# Set exercise
Gather from the material every line that contains the string "SoftMotion".

--- start ---

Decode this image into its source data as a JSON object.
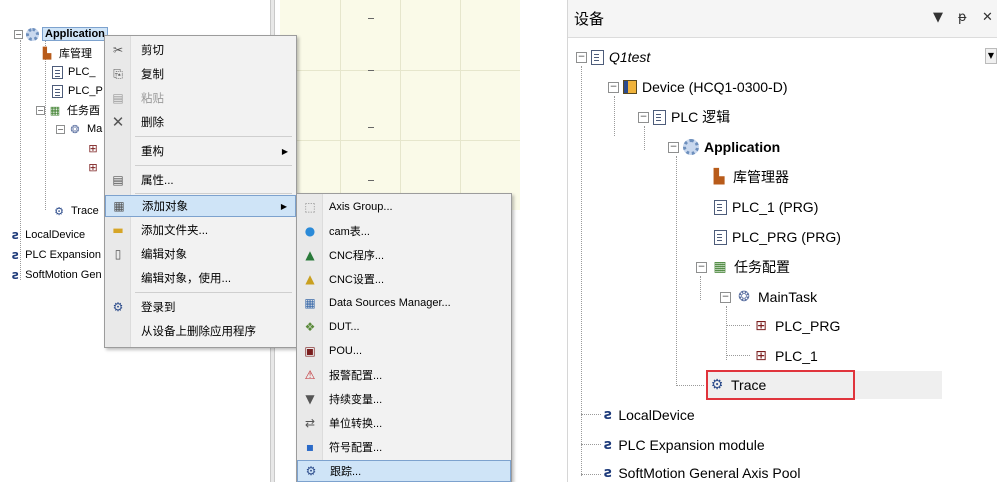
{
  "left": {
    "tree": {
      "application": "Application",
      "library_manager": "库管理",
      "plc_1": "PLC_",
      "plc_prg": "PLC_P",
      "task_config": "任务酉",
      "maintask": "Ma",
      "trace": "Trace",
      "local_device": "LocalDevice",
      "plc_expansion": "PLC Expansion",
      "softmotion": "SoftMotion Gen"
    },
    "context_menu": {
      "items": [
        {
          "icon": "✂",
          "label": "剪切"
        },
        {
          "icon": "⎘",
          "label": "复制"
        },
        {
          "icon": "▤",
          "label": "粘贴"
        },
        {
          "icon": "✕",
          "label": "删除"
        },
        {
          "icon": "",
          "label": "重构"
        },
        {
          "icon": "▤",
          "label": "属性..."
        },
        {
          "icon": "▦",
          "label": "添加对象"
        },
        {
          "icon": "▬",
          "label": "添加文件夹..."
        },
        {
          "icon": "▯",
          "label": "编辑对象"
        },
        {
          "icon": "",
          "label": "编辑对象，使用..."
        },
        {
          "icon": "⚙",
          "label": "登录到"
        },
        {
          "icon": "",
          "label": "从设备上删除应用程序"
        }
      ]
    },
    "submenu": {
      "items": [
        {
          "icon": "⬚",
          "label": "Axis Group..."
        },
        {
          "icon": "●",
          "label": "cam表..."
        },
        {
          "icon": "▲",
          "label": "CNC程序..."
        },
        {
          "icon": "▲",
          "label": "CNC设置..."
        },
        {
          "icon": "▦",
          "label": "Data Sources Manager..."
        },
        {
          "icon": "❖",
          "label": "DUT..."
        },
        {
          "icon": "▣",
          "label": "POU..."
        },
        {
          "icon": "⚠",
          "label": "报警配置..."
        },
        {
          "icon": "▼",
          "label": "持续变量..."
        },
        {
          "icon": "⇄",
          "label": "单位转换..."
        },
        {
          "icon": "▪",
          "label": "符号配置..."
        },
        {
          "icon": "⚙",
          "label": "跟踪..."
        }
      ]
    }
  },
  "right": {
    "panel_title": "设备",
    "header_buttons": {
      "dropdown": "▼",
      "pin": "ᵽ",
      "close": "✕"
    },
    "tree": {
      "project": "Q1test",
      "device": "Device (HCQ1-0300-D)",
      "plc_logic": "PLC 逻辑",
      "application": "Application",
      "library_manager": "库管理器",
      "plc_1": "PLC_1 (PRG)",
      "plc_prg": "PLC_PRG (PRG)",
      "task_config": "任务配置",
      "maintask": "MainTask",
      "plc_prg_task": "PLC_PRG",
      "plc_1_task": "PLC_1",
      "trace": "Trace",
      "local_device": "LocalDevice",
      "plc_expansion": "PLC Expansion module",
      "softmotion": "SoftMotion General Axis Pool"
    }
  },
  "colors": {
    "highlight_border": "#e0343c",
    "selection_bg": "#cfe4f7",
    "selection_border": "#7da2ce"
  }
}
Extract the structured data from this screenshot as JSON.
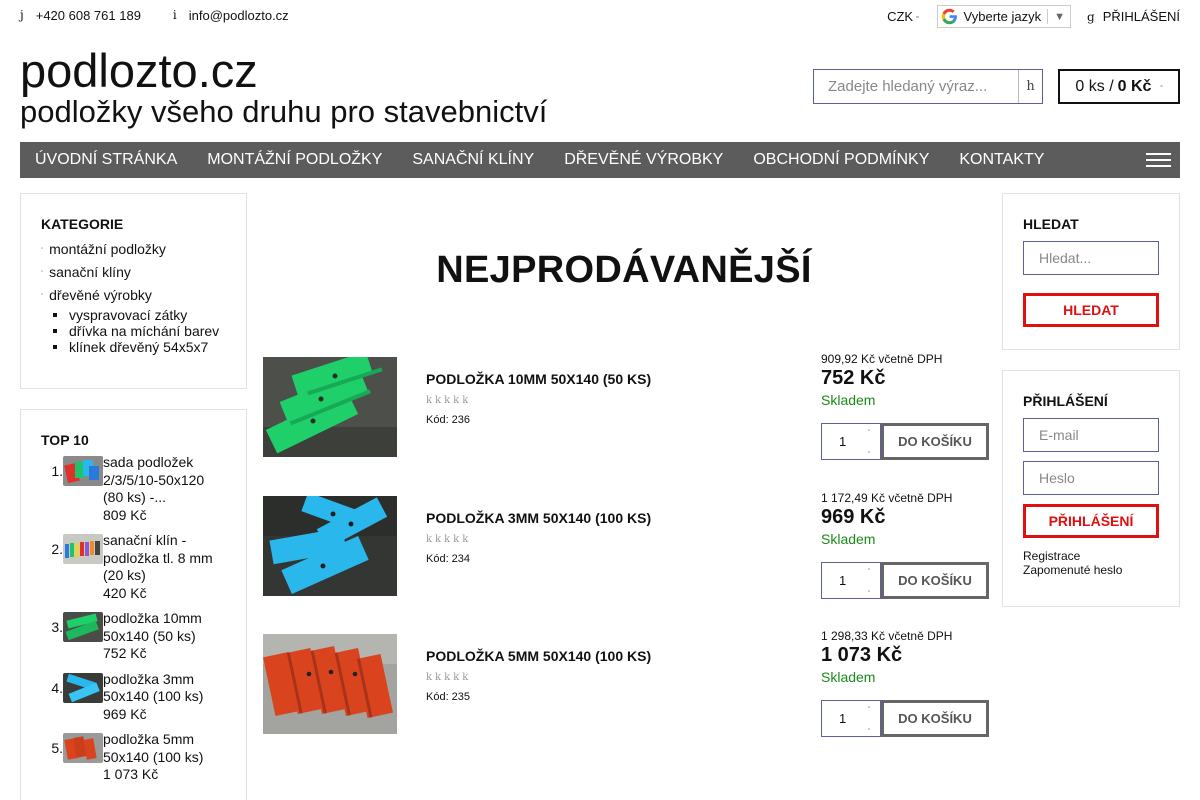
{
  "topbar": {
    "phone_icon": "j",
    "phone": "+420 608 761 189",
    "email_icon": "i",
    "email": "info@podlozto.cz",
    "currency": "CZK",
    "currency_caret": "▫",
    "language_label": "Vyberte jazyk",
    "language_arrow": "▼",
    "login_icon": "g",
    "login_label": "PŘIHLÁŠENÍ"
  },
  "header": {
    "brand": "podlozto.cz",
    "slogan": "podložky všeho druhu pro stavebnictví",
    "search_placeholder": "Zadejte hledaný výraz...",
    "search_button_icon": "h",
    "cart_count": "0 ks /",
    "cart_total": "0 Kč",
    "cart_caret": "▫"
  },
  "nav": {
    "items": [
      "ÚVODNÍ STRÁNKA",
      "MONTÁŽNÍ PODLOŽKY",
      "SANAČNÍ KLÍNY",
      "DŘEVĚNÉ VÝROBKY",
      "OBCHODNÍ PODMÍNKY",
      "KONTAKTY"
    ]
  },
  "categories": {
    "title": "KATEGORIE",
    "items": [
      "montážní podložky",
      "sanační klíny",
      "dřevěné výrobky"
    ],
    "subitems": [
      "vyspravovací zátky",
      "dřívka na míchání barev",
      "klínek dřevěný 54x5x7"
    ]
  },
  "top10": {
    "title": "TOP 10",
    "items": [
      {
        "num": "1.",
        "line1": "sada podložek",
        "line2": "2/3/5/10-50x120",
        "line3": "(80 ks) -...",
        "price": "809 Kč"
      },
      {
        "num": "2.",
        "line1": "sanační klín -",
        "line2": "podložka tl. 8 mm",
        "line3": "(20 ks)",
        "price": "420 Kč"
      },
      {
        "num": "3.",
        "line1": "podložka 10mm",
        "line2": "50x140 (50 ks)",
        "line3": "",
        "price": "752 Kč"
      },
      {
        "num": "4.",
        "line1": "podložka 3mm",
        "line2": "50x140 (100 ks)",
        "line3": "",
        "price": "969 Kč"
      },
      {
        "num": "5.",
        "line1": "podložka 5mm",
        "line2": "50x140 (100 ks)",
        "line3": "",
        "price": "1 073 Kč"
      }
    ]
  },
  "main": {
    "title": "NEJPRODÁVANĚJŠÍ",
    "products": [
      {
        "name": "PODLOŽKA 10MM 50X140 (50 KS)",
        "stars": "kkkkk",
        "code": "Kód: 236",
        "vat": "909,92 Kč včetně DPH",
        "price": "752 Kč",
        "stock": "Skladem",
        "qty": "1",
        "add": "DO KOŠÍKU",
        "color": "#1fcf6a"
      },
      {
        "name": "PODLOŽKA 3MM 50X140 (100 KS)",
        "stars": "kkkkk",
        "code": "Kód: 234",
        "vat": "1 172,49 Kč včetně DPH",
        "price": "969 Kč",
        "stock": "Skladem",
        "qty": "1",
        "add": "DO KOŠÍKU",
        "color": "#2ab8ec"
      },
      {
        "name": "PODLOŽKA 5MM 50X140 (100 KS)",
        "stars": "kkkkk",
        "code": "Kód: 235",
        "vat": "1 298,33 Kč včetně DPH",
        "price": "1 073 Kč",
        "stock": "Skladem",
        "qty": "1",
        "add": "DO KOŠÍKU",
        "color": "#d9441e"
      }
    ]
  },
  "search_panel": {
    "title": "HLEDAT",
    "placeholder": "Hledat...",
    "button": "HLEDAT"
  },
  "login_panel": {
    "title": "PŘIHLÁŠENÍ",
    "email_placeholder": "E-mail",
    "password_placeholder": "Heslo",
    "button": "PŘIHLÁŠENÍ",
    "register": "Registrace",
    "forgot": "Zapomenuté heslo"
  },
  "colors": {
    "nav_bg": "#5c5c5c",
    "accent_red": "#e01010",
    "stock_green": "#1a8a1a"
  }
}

--- end ---

# Complete answer
      "softmotion": "SoftMotion Gen"
      "softmotion": "SoftMotion General Axis Pool"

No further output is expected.